### ROWS
## start

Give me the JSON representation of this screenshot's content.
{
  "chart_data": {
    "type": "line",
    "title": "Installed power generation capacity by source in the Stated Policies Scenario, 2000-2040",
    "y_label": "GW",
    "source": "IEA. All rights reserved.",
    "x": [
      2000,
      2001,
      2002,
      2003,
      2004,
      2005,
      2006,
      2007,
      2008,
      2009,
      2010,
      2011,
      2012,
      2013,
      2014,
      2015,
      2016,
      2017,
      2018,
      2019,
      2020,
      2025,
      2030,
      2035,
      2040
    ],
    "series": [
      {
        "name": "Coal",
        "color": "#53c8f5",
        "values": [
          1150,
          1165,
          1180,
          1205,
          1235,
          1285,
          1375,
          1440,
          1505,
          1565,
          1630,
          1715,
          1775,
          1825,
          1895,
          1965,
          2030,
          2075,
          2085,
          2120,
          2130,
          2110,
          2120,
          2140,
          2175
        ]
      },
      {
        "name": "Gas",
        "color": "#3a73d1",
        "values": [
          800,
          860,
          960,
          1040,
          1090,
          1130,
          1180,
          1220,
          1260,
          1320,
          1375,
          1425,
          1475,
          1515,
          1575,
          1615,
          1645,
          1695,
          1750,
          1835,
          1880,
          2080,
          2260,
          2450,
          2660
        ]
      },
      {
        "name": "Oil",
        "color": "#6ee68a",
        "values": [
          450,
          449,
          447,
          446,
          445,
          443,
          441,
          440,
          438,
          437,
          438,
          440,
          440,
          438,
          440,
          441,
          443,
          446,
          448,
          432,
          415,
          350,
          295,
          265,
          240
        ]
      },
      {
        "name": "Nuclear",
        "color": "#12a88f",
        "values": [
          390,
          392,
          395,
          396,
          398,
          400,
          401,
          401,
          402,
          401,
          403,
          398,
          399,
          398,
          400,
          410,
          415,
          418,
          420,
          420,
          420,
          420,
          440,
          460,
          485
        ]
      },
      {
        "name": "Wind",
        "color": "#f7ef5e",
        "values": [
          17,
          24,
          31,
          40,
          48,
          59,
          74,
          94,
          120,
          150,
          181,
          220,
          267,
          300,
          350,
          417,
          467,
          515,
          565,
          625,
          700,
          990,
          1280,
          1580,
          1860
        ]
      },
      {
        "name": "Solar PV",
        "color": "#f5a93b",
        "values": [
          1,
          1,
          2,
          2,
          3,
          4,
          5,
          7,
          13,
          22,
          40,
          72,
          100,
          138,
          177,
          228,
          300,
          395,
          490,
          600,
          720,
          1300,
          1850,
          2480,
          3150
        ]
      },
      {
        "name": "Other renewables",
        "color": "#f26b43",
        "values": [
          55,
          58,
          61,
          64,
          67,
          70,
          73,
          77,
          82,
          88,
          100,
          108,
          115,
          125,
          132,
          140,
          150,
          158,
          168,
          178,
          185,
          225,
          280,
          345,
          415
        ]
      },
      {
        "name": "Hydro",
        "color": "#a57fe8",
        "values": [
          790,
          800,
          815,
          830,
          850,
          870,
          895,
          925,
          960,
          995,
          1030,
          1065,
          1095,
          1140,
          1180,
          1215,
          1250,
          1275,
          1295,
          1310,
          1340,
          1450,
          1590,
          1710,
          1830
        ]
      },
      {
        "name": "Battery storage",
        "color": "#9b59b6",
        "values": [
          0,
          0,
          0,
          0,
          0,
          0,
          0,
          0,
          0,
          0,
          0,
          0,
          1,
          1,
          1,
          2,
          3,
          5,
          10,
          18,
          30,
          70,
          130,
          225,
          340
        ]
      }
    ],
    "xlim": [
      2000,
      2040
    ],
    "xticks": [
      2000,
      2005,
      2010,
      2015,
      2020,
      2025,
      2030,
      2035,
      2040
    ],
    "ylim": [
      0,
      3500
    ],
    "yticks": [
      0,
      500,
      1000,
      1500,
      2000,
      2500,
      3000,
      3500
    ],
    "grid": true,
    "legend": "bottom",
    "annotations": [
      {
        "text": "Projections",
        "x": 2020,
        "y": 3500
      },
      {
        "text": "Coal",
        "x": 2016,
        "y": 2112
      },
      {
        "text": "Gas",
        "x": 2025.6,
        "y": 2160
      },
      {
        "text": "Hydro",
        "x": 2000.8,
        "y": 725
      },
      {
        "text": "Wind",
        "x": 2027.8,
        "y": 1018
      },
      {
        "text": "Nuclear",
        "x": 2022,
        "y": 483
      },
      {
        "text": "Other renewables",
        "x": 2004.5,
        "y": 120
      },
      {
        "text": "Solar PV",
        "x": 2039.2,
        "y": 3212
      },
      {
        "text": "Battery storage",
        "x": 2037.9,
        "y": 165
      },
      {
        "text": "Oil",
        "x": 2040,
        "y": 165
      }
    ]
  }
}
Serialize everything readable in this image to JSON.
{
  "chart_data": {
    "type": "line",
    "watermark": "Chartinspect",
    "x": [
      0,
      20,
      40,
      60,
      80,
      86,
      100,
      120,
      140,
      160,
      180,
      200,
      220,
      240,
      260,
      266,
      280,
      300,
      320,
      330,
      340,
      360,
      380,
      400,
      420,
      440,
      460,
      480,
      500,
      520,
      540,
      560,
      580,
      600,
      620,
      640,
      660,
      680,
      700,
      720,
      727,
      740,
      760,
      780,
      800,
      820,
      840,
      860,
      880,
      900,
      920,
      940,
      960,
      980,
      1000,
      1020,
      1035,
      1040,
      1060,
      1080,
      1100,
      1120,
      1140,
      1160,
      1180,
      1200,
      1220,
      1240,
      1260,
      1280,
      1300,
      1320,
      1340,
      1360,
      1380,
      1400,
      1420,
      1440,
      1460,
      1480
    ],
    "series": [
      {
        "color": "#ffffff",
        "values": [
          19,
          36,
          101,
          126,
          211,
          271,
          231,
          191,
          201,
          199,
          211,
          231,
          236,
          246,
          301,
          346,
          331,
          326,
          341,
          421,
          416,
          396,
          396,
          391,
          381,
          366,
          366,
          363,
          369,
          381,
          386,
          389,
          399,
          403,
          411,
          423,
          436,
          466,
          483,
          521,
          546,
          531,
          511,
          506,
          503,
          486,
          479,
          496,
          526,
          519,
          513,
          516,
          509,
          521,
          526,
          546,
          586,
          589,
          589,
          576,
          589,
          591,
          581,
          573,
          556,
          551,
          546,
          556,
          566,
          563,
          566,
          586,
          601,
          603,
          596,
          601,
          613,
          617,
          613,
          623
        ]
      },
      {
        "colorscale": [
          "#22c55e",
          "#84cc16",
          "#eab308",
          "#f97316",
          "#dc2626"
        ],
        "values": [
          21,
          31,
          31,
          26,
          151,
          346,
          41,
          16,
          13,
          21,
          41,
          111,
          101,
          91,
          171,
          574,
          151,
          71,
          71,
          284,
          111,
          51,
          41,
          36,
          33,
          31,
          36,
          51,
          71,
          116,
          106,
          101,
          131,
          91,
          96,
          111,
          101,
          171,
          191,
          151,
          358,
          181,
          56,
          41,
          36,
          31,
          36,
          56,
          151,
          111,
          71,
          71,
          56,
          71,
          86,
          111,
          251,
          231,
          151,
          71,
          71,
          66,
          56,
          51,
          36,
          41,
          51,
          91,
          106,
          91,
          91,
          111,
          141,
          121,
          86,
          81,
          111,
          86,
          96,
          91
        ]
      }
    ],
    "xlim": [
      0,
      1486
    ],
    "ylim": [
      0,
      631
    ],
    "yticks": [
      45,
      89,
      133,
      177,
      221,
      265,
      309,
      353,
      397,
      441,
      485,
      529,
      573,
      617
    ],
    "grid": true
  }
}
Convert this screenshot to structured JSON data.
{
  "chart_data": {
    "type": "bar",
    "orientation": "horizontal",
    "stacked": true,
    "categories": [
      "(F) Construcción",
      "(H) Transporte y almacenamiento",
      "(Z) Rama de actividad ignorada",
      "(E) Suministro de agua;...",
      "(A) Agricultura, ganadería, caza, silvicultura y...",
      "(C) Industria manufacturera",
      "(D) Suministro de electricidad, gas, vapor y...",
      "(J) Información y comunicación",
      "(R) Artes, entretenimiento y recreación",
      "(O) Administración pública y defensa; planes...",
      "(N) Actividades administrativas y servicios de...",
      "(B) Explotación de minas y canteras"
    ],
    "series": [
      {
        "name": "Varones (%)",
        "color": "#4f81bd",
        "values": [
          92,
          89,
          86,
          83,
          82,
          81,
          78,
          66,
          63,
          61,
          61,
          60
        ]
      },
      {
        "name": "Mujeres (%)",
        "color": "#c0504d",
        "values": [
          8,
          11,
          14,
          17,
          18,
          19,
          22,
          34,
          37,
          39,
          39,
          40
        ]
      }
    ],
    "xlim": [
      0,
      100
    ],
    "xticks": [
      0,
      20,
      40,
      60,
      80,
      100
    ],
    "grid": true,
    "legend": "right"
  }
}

## end

### WHAT YOU HAVE TO DO
Collect the lines that hold "renewables".

### PROBLEM SOLUTION
        "name": "Other renewables",
        "text": "Other renewables",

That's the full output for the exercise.